Prompt: Copy out each line of the material below that holds the string "consists".

Available records:
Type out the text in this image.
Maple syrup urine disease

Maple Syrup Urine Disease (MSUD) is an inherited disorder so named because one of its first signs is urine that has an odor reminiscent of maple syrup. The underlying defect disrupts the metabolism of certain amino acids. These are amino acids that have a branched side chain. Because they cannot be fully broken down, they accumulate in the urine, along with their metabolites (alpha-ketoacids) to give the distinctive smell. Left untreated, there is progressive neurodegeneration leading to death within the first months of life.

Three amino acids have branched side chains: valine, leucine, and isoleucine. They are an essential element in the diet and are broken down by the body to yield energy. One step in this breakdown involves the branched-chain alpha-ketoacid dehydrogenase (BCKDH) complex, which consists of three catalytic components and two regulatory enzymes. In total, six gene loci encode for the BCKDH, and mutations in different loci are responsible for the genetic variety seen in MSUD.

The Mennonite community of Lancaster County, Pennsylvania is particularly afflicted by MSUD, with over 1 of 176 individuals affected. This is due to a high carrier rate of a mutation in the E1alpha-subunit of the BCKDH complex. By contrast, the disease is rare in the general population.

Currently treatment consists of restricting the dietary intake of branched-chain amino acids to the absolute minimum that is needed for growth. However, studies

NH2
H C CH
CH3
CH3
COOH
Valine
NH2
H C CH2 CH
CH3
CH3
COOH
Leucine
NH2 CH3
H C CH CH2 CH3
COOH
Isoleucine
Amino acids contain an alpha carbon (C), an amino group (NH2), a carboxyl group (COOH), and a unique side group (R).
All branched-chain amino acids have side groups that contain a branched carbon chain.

Your response:
Three amino acids have branched side chains: valine, leucine, and isoleucine. They are an essential element in the diet and are broken down by the body to yield energy. One step in this breakdown involves the branched-chain alpha-ketoacid dehydrogenase (BCKDH) complex, which consists of three catalytic components and two regulatory enzymes. In total, six gene loci encode for the BCKDH, and mutations in different loci are responsible for the genetic variety seen in MSUD.
Currently treatment consists of restricting the dietary intake of branched-chain amino acids to the absolute minimum that is needed for growth. However, studies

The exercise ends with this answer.